What you have to do:
Where a line in the listing contains the string "расходом", copy that line out.

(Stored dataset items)
::::::

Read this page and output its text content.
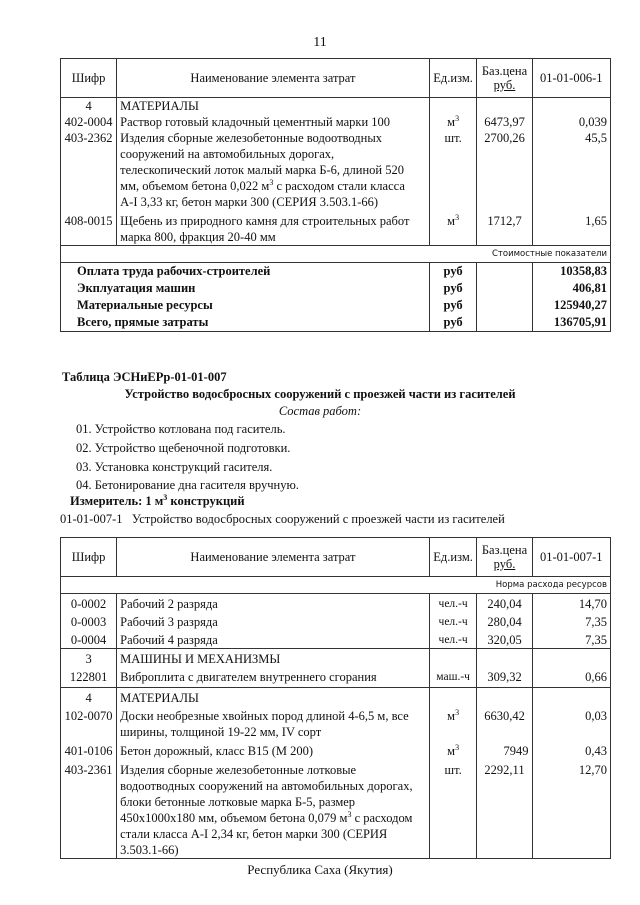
11
Шифр	Наименование элемента затрат	Ед.изм.	Баз.цена
руб.	01-01-006-1
4	МАТЕРИАЛЫ			
402-0004	Раствор готовый кладочный цементный марки 100	$м^3$	6473,97	0,039
403-2362	Изделия сборные железобетонные водоотводных
сооружений на автомобильных дорогах,
телескопический лоток малый марка Б-6, длиной 520
мм, объемом бетона 0,022 $м^3$ с расходом стали класса
А-I 3,33 кг, бетон марки 300 (СЕРИЯ 3.503.1-66)	шт.	2700,26	45,5
408-0015	Щебень из природного камня для строительных работ
марка 800, фракция 20-40 мм	$м^3$	1712,7	1,65
Стоимостные показатели				
Оплата труда рабочих-строителей		руб		10358,83
Экплуатация машин		руб		406,81
Материальные ресурсы		руб		125940,27
Всего, прямые затраты		руб		136705,91
Таблица ЭСНиЕРр-01-01-007
Устройство водосбросных сооружений с проезжей части из гасителей
Состав работ:
01. Устройство котлована под гаситель.
02. Устройство щебеночной подготовки.
03. Установка конструкций гасителя.
04. Бетонирование дна гасителя вручную.
Измеритель: 1 $м^3$ конструкций
01-01-007-1 Устройство водосбросных сооружений с проезжей части из гасителей
Шифр	Наименование элемента затрат	Ед.изм.	Баз.цена
руб.	01-01-007-1
Норма расхода ресурсов				
0-0002	Рабочий 2 разряда	чел.-ч	240,04	14,70
0-0003	Рабочий 3 разряда	чел.-ч	280,04	7,35
0-0004	Рабочий 4 разряда	чел.-ч	320,05	7,35
3	МАШИНЫ И МЕХАНИЗМЫ			
122801	Виброплита с двигателем внутреннего сгорания	маш.-ч	309,32	0,66
4	МАТЕРИАЛЫ			
102-0070	Доски необрезные хвойных пород длиной 4-6,5 м, все
ширины, толщиной 19-22 мм, IV сорт	$м^3$	6630,42	0,03
401-0106	Бетон дорожный, класс В15 (М 200)	$м^3$	7949	0,43
403-2361	Изделия сборные железобетонные лотковые
водоотводных сооружений на автомобильных дорогах,
блоки бетонные лотковые марка Б-5, размер
450х1000х180 мм, объемом бетона 0,079 $м^3$ с расходом
стали класса А-I 2,34 кг, бетон марки 300 (СЕРИЯ
3.503.1-66)	шт.	2292,11	12,70
Республика Саха (Якутия)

::::::

Written response:
мм, объемом бетона 0,022 $м^3$ с расходом стали класса
450х1000х180 мм, объемом бетона 0,079 $м^3$ с расходом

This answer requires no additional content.